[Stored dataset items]
----------
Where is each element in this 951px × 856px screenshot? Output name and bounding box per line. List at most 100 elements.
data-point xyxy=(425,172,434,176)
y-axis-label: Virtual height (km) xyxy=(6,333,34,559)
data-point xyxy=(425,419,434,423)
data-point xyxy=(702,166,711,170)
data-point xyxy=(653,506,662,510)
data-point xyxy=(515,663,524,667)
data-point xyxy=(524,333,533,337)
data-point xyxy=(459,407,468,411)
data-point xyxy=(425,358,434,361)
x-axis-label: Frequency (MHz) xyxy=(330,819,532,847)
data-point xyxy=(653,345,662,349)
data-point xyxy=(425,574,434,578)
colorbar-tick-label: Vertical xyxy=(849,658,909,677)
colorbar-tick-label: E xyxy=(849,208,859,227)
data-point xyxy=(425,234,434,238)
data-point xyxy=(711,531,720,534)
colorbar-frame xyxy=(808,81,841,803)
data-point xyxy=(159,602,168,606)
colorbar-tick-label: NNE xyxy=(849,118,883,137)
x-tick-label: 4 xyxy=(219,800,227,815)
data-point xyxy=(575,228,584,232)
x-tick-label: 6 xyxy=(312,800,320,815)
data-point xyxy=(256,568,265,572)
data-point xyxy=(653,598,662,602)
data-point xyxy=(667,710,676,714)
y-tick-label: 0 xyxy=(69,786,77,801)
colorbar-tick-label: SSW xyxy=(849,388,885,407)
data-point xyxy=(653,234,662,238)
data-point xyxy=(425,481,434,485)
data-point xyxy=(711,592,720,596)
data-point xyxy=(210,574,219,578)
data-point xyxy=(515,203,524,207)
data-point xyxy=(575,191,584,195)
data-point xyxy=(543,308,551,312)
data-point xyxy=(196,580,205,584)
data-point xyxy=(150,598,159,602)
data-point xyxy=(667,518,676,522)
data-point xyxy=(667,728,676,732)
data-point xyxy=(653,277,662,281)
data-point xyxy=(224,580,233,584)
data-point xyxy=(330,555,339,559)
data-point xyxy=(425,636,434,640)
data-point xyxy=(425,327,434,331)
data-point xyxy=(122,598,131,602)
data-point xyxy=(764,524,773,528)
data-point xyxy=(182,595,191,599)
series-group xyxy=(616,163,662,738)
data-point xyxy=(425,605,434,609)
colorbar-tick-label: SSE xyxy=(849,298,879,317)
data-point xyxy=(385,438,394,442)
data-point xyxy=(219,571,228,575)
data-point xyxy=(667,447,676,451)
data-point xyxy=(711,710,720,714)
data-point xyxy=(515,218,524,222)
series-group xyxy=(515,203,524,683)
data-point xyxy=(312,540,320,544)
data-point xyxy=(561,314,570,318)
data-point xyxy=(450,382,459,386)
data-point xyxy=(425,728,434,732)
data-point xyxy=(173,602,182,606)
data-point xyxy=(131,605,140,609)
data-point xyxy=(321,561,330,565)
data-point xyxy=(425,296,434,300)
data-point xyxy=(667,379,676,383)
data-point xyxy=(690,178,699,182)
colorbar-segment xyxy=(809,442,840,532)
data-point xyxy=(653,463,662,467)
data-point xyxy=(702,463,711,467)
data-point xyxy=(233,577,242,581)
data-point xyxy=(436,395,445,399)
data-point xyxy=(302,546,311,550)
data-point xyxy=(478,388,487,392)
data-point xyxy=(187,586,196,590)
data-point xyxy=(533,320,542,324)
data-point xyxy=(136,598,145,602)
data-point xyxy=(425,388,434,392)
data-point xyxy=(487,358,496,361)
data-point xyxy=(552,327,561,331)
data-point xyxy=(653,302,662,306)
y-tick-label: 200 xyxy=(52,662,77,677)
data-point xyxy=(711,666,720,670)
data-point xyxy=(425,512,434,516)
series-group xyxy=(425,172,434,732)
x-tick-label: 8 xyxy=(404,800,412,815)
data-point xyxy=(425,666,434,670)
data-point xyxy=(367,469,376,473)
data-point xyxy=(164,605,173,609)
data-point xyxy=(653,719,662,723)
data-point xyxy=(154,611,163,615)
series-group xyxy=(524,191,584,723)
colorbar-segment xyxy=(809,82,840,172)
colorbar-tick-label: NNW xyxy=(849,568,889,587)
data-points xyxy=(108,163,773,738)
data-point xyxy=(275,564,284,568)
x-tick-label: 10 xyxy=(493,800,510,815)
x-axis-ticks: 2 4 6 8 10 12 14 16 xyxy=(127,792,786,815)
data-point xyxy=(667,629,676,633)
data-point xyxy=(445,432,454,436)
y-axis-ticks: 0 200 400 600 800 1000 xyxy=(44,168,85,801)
----------
• [What needs to be done]
Reproduce every one of the records above word for word, keeping each line unchanged and in its original order.

• [Response]
Where is each element in this 951px × 856px screenshot? Output name and bounding box per line. List at most 100 elements.
data-point xyxy=(425,172,434,176)
y-axis-label: Virtual height (km) xyxy=(6,333,34,559)
data-point xyxy=(425,419,434,423)
data-point xyxy=(702,166,711,170)
data-point xyxy=(653,506,662,510)
data-point xyxy=(515,663,524,667)
data-point xyxy=(524,333,533,337)
data-point xyxy=(459,407,468,411)
data-point xyxy=(425,358,434,361)
x-axis-label: Frequency (MHz) xyxy=(330,819,532,847)
data-point xyxy=(653,345,662,349)
data-point xyxy=(425,574,434,578)
colorbar-tick-label: Vertical xyxy=(849,658,909,677)
colorbar-tick-label: E xyxy=(849,208,859,227)
data-point xyxy=(425,234,434,238)
data-point xyxy=(711,531,720,534)
colorbar-frame xyxy=(808,81,841,803)
data-point xyxy=(159,602,168,606)
colorbar-tick-label: NNE xyxy=(849,118,883,137)
x-tick-label: 4 xyxy=(219,800,227,815)
data-point xyxy=(575,228,584,232)
x-tick-label: 6 xyxy=(312,800,320,815)
data-point xyxy=(256,568,265,572)
data-point xyxy=(653,598,662,602)
data-point xyxy=(667,710,676,714)
y-tick-label: 0 xyxy=(69,786,77,801)
colorbar-tick-label: SSW xyxy=(849,388,885,407)
data-point xyxy=(653,234,662,238)
data-point xyxy=(425,481,434,485)
data-point xyxy=(711,592,720,596)
data-point xyxy=(210,574,219,578)
data-point xyxy=(515,203,524,207)
data-point xyxy=(575,191,584,195)
data-point xyxy=(543,308,551,312)
data-point xyxy=(196,580,205,584)
data-point xyxy=(150,598,159,602)
data-point xyxy=(667,518,676,522)
data-point xyxy=(667,728,676,732)
data-point xyxy=(653,277,662,281)
data-point xyxy=(224,580,233,584)
data-point xyxy=(330,555,339,559)
data-point xyxy=(425,636,434,640)
data-point xyxy=(425,327,434,331)
data-point xyxy=(122,598,131,602)
data-point xyxy=(764,524,773,528)
data-point xyxy=(182,595,191,599)
series-group xyxy=(616,163,662,738)
data-point xyxy=(425,605,434,609)
colorbar-tick-label: SSE xyxy=(849,298,879,317)
data-point xyxy=(385,438,394,442)
data-point xyxy=(219,571,228,575)
data-point xyxy=(667,447,676,451)
data-point xyxy=(711,710,720,714)
data-point xyxy=(515,218,524,222)
series-group xyxy=(515,203,524,683)
data-point xyxy=(312,540,320,544)
data-point xyxy=(561,314,570,318)
data-point xyxy=(450,382,459,386)
data-point xyxy=(425,728,434,732)
data-point xyxy=(173,602,182,606)
data-point xyxy=(131,605,140,609)
data-point xyxy=(321,561,330,565)
data-point xyxy=(425,296,434,300)
data-point xyxy=(667,379,676,383)
data-point xyxy=(690,178,699,182)
colorbar-segment xyxy=(809,442,840,532)
data-point xyxy=(653,463,662,467)
data-point xyxy=(702,463,711,467)
data-point xyxy=(233,577,242,581)
data-point xyxy=(436,395,445,399)
data-point xyxy=(302,546,311,550)
data-point xyxy=(478,388,487,392)
data-point xyxy=(187,586,196,590)
data-point xyxy=(533,320,542,324)
data-point xyxy=(136,598,145,602)
data-point xyxy=(425,388,434,392)
data-point xyxy=(487,358,496,361)
data-point xyxy=(552,327,561,331)
data-point xyxy=(653,302,662,306)
y-tick-label: 200 xyxy=(52,662,77,677)
data-point xyxy=(711,666,720,670)
data-point xyxy=(425,512,434,516)
series-group xyxy=(425,172,434,732)
x-tick-label: 8 xyxy=(404,800,412,815)
data-point xyxy=(425,666,434,670)
data-point xyxy=(367,469,376,473)
data-point xyxy=(164,605,173,609)
data-point xyxy=(653,719,662,723)
data-point xyxy=(154,611,163,615)
series-group xyxy=(524,191,584,723)
colorbar-segment xyxy=(809,82,840,172)
colorbar-tick-label: NNW xyxy=(849,568,889,587)
data-points xyxy=(108,163,773,738)
data-point xyxy=(275,564,284,568)
x-tick-label: 10 xyxy=(493,800,510,815)
x-axis-ticks: 2 4 6 8 10 12 14 16 xyxy=(127,792,786,815)
data-point xyxy=(667,629,676,633)
data-point xyxy=(445,432,454,436)
y-axis-ticks: 0 200 400 600 800 1000 xyxy=(44,168,85,801)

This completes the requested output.